Guidance specifically for Gulf countries is lacking, however, and the treatment landscape has changed in recent years. For example, new treatments have become available, and access to these treatments has improved [Citation5–Citation8]. We know more about the potential safety profiles of disease-modifying drugs (DMDs), leading to a better understanding of the risks of highly active DMDs for MS, including mitigating the risk of progressive multifocal leukoencephalopathy (PML) with natalizumab and other MS treatments, and a reassessment of the role of alemtuzumab in MS therapy [Citation9,Citation10]. Also, we have increased knowledge of the efficacy of DMDs in MS patients with varying underlying disease activity, which will contribute to better personalized MS care [Citation11].
Periodic updating of guidance for the management of MS is helpful for regions where this disease presents a public heath priority. Accordingly, we, a group of physicians based in the Gulf with special expertise on MS management, present our consensus recommendations on the management of MS in the region, with a special focus on the use of DMDs according to patients’ MS treatment history and current MS disease activity. Our main focus is on relapsing-remitting MS (RRMS), as a number of effective treatments are now available for the management of this form of MS. We also address briefly current pharmacologic management options for clinically isolated syndrome (CIS), secondary progressive MS (SPMS) and primary progressive MS (PPMS).
Methods
The expert consensus described in this article arose from a closed meeting (in Muscat, Oman, April 2019) in which all authors participated; delegates from Kuwait, Oman, Bahrain, Qatar, and the United Arab Emirates participated. The consensus is supported here by a narrative review, based on presentations at this meeting, supplemented by additional literature searches and material provided by coauthors. The level of consensus on recommendations within the expert group was explored by open voting: ‘high’ level of consensus was defined arbitrarily as supported by at least 7 out of 10 experts, moderate consensus was defined as being supported by 4–6 out of 10 experts, and lower support was defined as a ‘low’ level of consensus, i.e. 3 or experts or fewer. The objective of this consensus is to establish recommendations that would support the treating physicians in the Gulf region in the management of MS patients according to the level of disease activity taking into account several other factors such as efficacy, safety, monitoring burden, lifestyle, and pregnancy.

[What the task asks]
Return verbatim the portion of the text on multiple sclerosis care in the Gulf, starting at "Periodic updating of" and ending at "progressive MS (PPMS).".

Dataset excerpts:
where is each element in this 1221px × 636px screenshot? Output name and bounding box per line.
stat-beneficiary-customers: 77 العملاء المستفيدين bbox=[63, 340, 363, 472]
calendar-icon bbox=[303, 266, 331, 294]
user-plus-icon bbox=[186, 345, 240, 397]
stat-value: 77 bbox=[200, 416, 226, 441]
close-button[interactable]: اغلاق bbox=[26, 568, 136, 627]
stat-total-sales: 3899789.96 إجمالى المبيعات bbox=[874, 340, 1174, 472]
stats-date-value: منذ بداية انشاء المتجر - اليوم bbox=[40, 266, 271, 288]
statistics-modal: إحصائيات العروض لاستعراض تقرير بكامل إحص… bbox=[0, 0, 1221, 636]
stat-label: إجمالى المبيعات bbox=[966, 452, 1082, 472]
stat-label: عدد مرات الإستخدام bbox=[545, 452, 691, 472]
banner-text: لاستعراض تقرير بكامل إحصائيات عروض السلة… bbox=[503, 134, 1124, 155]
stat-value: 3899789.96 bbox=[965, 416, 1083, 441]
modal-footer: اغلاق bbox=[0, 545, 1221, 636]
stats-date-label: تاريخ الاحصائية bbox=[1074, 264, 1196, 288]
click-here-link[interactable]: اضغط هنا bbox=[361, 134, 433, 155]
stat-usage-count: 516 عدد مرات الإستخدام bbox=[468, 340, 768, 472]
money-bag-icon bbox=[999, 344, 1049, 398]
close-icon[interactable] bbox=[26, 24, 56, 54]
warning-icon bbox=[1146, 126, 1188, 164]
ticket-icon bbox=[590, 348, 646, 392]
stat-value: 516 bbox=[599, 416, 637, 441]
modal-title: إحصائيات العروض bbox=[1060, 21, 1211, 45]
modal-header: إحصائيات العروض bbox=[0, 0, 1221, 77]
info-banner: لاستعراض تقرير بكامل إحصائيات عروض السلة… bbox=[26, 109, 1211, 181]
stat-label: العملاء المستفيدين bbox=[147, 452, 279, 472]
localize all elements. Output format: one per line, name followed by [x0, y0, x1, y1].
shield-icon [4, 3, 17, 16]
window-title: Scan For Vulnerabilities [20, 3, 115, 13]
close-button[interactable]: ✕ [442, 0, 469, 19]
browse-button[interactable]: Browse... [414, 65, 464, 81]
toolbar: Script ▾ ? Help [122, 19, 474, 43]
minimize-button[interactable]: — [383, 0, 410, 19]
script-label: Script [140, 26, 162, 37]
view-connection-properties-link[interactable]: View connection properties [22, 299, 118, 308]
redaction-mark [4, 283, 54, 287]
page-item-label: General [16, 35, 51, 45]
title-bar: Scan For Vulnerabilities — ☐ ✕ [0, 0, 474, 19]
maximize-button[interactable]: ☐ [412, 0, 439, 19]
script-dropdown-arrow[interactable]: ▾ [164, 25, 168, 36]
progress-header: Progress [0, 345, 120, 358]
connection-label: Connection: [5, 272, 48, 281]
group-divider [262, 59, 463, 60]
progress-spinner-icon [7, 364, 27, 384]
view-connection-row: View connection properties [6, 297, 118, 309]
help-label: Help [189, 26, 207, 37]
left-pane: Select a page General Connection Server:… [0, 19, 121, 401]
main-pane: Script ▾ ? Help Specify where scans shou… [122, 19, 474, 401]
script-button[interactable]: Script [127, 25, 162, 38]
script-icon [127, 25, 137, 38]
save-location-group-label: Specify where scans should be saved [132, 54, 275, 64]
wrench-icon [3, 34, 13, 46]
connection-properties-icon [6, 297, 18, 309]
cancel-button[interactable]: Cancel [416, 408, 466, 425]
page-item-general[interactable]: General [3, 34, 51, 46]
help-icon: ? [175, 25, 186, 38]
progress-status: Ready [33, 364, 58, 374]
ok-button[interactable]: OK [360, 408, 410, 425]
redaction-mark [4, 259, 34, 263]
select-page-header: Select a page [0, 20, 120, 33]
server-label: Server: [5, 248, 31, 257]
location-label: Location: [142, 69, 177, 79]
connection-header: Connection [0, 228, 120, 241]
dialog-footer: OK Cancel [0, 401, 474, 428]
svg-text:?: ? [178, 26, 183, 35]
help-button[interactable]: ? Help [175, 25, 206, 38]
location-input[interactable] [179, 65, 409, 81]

[Solution to this task]
Periodic updating of guidance for the management of MS is helpful for regions where this disease presents a public heath priority. Accordingly, we, a group of physicians based in the Gulf with special expertise on MS management, present our consensus recommendations on the management of MS in the region, with a special focus on the use of DMDs according to patients’ MS treatment history and current MS disease activity. Our main focus is on relapsing-remitting MS (RRMS), as a number of effective treatments are now available for the management of this form of MS. We also address briefly current pharmacologic management options for clinically isolated syndrome (CIS), secondary progressive MS (SPMS) and primary progressive MS (PPMS).